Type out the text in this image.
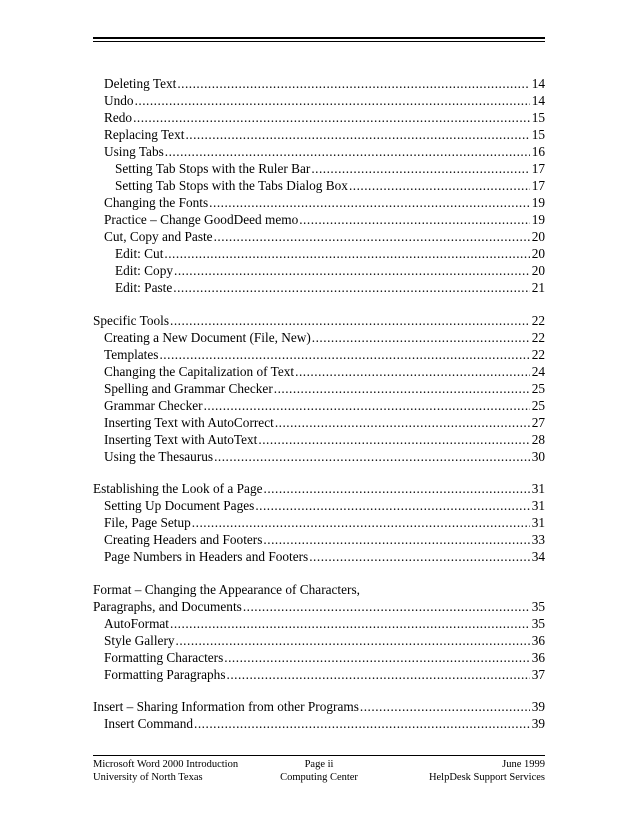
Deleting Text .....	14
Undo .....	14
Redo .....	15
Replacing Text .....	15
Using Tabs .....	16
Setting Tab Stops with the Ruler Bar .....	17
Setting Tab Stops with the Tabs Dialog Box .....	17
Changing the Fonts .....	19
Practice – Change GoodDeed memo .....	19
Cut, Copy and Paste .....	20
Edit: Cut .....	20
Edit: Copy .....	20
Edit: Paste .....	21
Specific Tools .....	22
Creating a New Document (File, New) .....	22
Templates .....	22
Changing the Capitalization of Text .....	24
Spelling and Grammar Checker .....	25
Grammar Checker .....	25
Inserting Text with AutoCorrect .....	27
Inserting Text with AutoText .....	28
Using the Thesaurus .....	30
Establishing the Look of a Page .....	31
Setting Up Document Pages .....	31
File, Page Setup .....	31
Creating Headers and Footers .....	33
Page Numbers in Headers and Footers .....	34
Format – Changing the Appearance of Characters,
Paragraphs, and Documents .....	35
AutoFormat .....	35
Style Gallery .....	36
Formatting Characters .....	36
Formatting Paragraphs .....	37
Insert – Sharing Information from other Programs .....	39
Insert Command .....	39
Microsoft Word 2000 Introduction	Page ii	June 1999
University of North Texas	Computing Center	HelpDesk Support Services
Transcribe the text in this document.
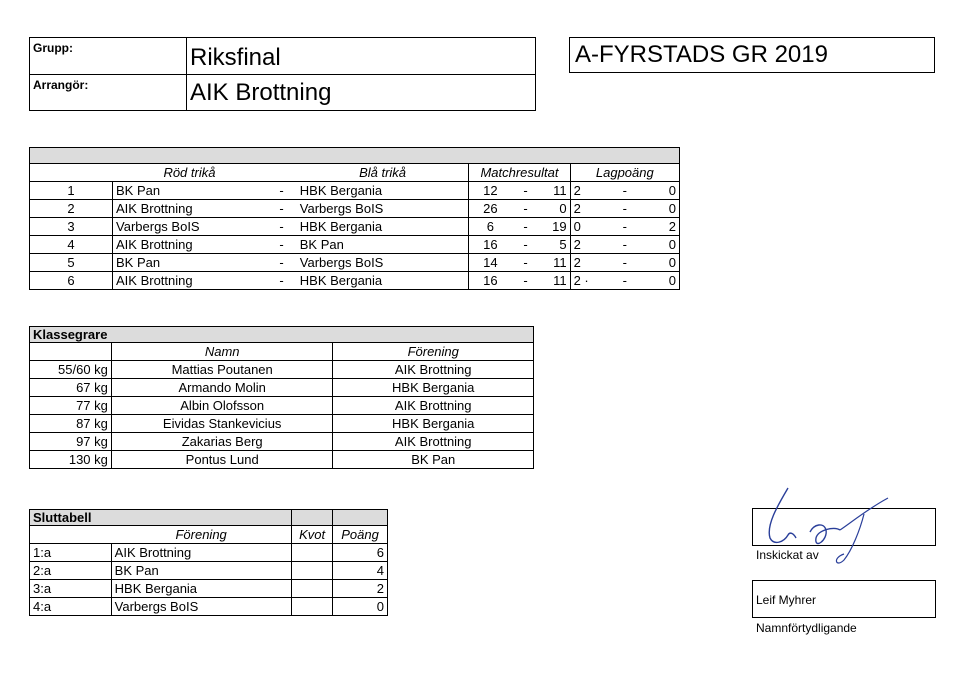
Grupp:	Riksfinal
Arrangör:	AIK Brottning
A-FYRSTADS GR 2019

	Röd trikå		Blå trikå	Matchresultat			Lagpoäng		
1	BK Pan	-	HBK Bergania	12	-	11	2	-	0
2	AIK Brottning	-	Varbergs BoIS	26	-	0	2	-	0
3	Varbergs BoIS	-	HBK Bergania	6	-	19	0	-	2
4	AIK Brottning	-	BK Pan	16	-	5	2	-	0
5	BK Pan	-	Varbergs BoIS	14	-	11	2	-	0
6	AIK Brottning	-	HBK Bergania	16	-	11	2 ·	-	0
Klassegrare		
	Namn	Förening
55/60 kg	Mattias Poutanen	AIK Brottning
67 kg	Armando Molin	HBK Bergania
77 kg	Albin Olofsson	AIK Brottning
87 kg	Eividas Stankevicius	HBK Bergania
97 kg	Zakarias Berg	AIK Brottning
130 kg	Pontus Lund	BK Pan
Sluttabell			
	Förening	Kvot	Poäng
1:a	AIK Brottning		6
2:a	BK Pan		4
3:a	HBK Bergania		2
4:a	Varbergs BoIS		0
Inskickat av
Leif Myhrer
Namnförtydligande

Direction => Every line of the data above should be quoted exactly. Omit the pictures.

Exercise result =>
Type out the text in this image.
Deleting Text .....	14
Undo .....	14
Redo .....	15
Replacing Text .....	15
Using Tabs .....	16
Setting Tab Stops with the Ruler Bar .....	17
Setting Tab Stops with the Tabs Dialog Box .....	17
Changing the Fonts .....	19
Practice – Change GoodDeed memo .....	19
Cut, Copy and Paste .....	20
Edit: Cut .....	20
Edit: Copy .....	20
Edit: Paste .....	21
Specific Tools .....	22
Creating a New Document (File, New) .....	22
Templates .....	22
Changing the Capitalization of Text .....	24
Spelling and Grammar Checker .....	25
Grammar Checker .....	25
Inserting Text with AutoCorrect .....	27
Inserting Text with AutoText .....	28
Using the Thesaurus .....	30
Establishing the Look of a Page .....	31
Setting Up Document Pages .....	31
File, Page Setup .....	31
Creating Headers and Footers .....	33
Page Numbers in Headers and Footers .....	34
Format – Changing the Appearance of Characters,
Paragraphs, and Documents .....	35
AutoFormat .....	35
Style Gallery .....	36
Formatting Characters .....	36
Formatting Paragraphs .....	37
Insert – Sharing Information from other Programs .....	39
Insert Command .....	39
Microsoft Word 2000 Introduction	Page ii	June 1999
University of North Texas	Computing Center	HelpDesk Support Services
Transcribe the text in this document.
Grupp:	Riksfinal
Arrangör:	AIK Brottning
A-FYRSTADS GR 2019

	Röd trikå		Blå trikå	Matchresultat			Lagpoäng		
1	BK Pan	-	HBK Bergania	12	-	11	2	-	0
2	AIK Brottning	-	Varbergs BoIS	26	-	0	2	-	0
3	Varbergs BoIS	-	HBK Bergania	6	-	19	0	-	2
4	AIK Brottning	-	BK Pan	16	-	5	2	-	0
5	BK Pan	-	Varbergs BoIS	14	-	11	2	-	0
6	AIK Brottning	-	HBK Bergania	16	-	11	2 ·	-	0
Klassegrare		
	Namn	Förening
55/60 kg	Mattias Poutanen	AIK Brottning
67 kg	Armando Molin	HBK Bergania
77 kg	Albin Olofsson	AIK Brottning
87 kg	Eividas Stankevicius	HBK Bergania
97 kg	Zakarias Berg	AIK Brottning
130 kg	Pontus Lund	BK Pan
Sluttabell			
	Förening	Kvot	Poäng
1:a	AIK Brottning		6
2:a	BK Pan		4
3:a	HBK Bergania		2
4:a	Varbergs BoIS		0
Inskickat av
Leif Myhrer
Namnförtydligande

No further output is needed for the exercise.